▶ ENTRIES SUPPLIED:
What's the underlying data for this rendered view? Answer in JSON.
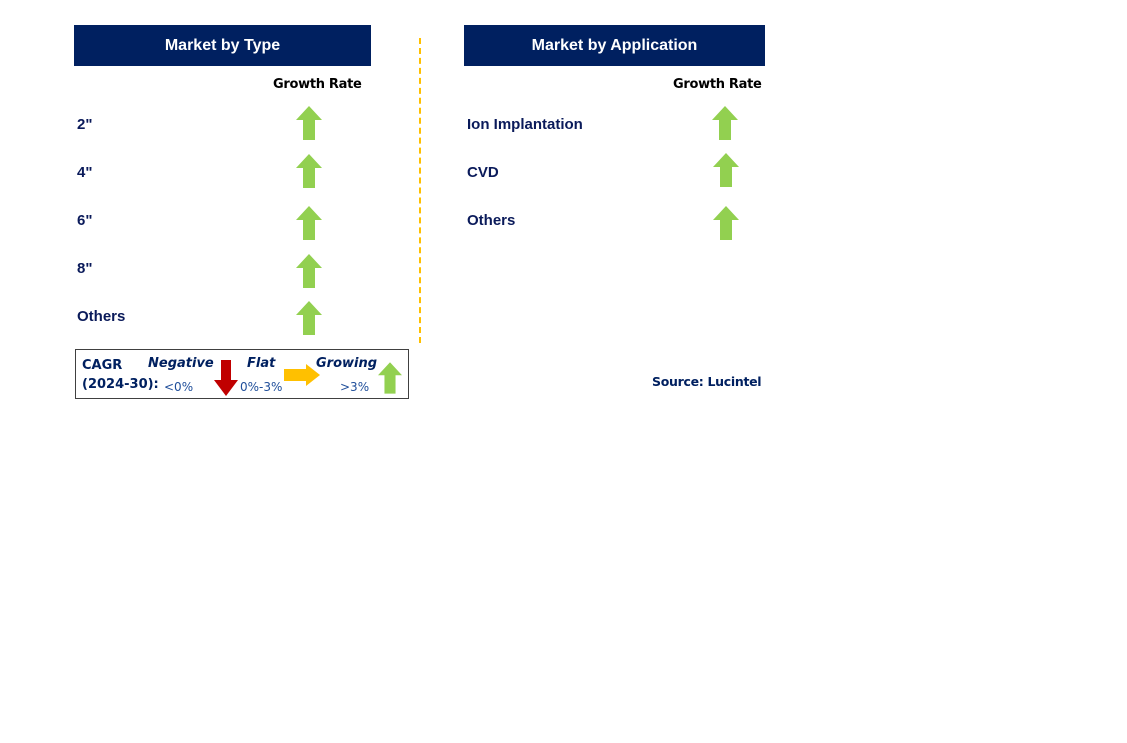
{
  "left_panel": {
    "title": "Market by Type",
    "column_header": "Growth Rate",
    "rows": [
      {
        "label": "2\"",
        "trend": "growing"
      },
      {
        "label": "4\"",
        "trend": "growing"
      },
      {
        "label": "6\"",
        "trend": "growing"
      },
      {
        "label": "8\"",
        "trend": "growing"
      },
      {
        "label": "Others",
        "trend": "growing"
      }
    ]
  },
  "right_panel": {
    "title": "Market by Application",
    "column_header": "Growth Rate",
    "rows": [
      {
        "label": "Ion Implantation",
        "trend": "growing"
      },
      {
        "label": "CVD",
        "trend": "growing"
      },
      {
        "label": "Others",
        "trend": "growing"
      }
    ]
  },
  "legend": {
    "cagr_label": "CAGR",
    "period_label": "(2024-30):",
    "negative": {
      "label": "Negative",
      "range": "<0%",
      "icon": "arrow-down-icon"
    },
    "flat": {
      "label": "Flat",
      "range": "0%-3%",
      "icon": "arrow-right-icon"
    },
    "growing": {
      "label": "Growing",
      "range": ">3%",
      "icon": "arrow-up-icon"
    }
  },
  "source": "Source: Lucintel",
  "colors": {
    "header_bg": "#002060",
    "growing": "#92d050",
    "flat": "#ffc000",
    "negative": "#c00000",
    "divider": "#ffc000"
  }
}
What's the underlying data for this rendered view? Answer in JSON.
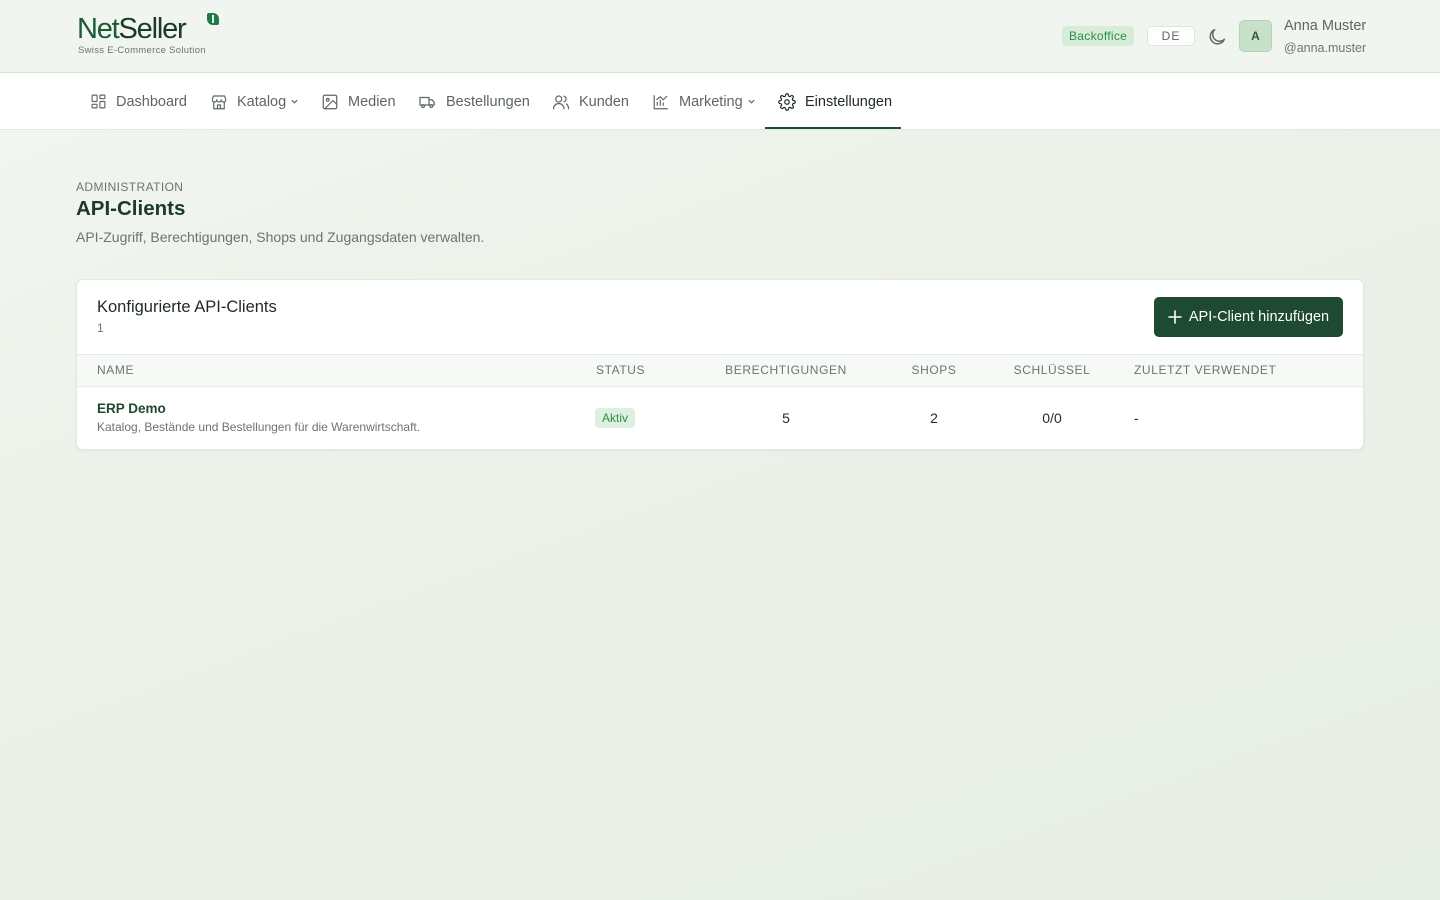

▶ AIM OF THE EXERCISE: Quote the entries above word for word. Leave the images out.

▶ THE ANSWER:
What's the underlying data for this rendered view? Answer in JSON.
{
  "left_panel": {
    "title": "Market by Type",
    "column_header": "Growth Rate",
    "rows": [
      {
        "label": "2\"",
        "trend": "growing"
      },
      {
        "label": "4\"",
        "trend": "growing"
      },
      {
        "label": "6\"",
        "trend": "growing"
      },
      {
        "label": "8\"",
        "trend": "growing"
      },
      {
        "label": "Others",
        "trend": "growing"
      }
    ]
  },
  "right_panel": {
    "title": "Market by Application",
    "column_header": "Growth Rate",
    "rows": [
      {
        "label": "Ion Implantation",
        "trend": "growing"
      },
      {
        "label": "CVD",
        "trend": "growing"
      },
      {
        "label": "Others",
        "trend": "growing"
      }
    ]
  },
  "legend": {
    "cagr_label": "CAGR",
    "period_label": "(2024-30):",
    "negative": {
      "label": "Negative",
      "range": "<0%",
      "icon": "arrow-down-icon"
    },
    "flat": {
      "label": "Flat",
      "range": "0%-3%",
      "icon": "arrow-right-icon"
    },
    "growing": {
      "label": "Growing",
      "range": ">3%",
      "icon": "arrow-up-icon"
    }
  },
  "source": "Source: Lucintel",
  "colors": {
    "header_bg": "#002060",
    "growing": "#92d050",
    "flat": "#ffc000",
    "negative": "#c00000",
    "divider": "#ffc000"
  }
}
What's the underlying data for this rendered view? Answer in JSON.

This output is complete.